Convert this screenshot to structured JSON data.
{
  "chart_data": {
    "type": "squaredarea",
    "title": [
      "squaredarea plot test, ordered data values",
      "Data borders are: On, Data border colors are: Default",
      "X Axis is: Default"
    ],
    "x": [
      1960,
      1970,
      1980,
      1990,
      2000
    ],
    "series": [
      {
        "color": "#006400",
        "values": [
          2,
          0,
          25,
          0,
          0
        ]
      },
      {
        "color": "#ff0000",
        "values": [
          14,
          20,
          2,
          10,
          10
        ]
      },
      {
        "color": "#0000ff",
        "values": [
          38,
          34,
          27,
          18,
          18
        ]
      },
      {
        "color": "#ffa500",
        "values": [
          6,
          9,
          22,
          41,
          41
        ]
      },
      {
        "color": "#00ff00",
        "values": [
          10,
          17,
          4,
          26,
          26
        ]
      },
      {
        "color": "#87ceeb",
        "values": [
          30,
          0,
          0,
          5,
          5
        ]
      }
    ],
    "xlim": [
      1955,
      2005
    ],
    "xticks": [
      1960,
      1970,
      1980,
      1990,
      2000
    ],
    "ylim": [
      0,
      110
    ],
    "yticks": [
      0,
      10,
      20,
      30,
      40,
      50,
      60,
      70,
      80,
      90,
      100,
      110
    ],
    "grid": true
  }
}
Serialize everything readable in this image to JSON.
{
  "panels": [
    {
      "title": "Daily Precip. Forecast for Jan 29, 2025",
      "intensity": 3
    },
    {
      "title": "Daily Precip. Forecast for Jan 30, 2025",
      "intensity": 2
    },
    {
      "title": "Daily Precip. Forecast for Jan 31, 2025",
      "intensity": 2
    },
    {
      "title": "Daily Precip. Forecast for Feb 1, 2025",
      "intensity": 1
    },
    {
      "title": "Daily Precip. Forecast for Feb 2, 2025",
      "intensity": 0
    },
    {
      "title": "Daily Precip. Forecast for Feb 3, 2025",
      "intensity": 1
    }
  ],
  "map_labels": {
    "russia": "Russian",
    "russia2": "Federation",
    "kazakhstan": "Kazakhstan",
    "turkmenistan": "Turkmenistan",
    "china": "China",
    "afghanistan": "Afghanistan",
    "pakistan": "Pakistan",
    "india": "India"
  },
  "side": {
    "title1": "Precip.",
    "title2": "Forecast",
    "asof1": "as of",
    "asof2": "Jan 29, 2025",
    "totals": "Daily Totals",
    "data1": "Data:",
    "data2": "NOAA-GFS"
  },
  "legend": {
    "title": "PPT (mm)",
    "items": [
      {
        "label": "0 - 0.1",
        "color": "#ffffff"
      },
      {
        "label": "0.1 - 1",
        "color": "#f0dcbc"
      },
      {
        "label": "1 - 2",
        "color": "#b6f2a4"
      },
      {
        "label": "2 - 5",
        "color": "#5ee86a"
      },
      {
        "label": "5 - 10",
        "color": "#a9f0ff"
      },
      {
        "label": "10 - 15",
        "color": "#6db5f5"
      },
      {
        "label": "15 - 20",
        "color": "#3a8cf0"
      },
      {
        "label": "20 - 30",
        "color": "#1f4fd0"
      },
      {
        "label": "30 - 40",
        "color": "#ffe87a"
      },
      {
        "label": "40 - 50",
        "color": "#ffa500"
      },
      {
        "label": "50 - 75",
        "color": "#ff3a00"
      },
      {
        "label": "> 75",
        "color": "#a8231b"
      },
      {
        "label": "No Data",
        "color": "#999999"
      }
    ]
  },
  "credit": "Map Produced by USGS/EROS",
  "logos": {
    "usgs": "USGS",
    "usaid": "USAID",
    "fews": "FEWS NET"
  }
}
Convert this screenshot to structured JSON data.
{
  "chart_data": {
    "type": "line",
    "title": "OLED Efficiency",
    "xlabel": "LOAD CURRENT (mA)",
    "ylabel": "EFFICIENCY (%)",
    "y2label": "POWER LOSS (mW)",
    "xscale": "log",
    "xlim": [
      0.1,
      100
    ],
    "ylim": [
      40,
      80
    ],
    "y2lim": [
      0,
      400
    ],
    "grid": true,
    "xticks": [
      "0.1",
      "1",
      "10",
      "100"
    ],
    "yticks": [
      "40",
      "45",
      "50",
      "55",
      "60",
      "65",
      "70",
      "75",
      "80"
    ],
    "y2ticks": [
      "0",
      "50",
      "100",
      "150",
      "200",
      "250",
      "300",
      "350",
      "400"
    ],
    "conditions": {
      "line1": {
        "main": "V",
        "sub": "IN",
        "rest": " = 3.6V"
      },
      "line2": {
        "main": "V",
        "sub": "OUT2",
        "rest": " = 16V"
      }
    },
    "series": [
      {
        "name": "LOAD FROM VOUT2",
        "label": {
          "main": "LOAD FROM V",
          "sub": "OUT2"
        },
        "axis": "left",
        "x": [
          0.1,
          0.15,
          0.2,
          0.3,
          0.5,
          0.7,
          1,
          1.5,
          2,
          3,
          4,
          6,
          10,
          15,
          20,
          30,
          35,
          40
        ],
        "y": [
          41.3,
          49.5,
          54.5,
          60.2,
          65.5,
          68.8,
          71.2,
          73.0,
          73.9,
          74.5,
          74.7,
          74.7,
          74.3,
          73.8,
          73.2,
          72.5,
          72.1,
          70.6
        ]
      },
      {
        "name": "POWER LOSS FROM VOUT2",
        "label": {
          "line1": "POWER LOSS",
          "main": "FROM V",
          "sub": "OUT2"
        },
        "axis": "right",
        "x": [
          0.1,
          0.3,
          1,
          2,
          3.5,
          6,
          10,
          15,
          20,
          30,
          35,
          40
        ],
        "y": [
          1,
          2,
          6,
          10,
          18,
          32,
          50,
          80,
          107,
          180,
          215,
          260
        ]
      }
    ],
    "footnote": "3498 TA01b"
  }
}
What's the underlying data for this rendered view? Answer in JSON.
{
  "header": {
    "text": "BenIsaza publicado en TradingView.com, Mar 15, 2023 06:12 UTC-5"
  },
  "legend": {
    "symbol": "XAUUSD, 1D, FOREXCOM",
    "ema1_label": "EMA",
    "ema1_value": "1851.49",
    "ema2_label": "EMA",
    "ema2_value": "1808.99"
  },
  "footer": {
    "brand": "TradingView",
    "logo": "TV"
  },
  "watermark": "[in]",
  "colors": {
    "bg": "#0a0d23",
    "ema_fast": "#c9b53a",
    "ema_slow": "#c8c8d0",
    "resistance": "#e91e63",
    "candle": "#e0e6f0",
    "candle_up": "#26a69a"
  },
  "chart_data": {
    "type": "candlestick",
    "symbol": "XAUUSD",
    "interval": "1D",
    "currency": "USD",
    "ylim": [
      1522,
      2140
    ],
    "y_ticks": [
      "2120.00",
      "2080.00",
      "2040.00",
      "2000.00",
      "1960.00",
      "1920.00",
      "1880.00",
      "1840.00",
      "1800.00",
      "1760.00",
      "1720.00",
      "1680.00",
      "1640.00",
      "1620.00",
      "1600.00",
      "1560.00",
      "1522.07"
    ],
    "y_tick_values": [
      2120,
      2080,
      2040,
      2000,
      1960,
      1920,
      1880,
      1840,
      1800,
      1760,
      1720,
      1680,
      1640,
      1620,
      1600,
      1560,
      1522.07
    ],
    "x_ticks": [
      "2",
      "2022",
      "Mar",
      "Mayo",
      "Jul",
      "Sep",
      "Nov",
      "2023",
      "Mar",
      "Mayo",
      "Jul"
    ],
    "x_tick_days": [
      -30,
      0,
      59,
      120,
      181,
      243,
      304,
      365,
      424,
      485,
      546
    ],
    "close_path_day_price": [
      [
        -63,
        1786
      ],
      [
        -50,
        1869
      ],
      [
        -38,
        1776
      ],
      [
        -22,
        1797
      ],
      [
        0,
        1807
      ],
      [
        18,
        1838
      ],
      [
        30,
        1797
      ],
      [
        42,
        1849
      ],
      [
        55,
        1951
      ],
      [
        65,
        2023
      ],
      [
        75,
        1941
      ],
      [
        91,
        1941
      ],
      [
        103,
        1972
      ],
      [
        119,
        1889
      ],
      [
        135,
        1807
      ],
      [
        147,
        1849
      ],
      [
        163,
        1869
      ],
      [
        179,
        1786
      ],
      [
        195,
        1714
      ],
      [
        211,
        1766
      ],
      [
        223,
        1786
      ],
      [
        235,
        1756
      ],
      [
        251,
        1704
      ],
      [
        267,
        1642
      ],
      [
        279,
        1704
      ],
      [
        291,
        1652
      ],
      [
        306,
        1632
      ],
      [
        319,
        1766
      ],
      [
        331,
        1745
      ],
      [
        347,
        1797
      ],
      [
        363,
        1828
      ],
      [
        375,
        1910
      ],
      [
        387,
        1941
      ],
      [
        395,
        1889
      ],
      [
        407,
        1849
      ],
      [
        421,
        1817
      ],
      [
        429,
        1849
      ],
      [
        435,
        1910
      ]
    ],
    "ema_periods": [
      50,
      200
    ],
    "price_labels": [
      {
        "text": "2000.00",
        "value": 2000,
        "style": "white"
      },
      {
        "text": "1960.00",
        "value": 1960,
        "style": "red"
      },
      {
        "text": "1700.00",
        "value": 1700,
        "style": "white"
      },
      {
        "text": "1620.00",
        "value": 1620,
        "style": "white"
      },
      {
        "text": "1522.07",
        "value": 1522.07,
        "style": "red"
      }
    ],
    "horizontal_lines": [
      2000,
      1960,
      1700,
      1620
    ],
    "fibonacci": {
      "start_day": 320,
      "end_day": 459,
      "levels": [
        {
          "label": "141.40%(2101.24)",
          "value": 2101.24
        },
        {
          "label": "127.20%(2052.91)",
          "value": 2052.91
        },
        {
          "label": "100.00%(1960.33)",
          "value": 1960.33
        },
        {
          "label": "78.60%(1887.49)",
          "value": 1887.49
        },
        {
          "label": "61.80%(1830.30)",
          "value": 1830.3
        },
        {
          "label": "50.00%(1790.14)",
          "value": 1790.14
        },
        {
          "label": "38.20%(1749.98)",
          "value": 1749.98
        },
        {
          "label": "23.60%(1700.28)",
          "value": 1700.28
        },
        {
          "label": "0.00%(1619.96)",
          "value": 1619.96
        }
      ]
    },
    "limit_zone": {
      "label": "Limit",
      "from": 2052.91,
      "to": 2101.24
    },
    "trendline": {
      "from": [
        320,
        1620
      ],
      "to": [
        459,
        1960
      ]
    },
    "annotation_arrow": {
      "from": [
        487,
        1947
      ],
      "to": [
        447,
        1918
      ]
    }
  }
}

→ **GIVEN EXERCISE**
List each line in the listing that contains the string "XAUUSD".

→ **THE ANSWER**
    "symbol": "XAUUSD, 1D, FOREXCOM",
    "symbol": "XAUUSD",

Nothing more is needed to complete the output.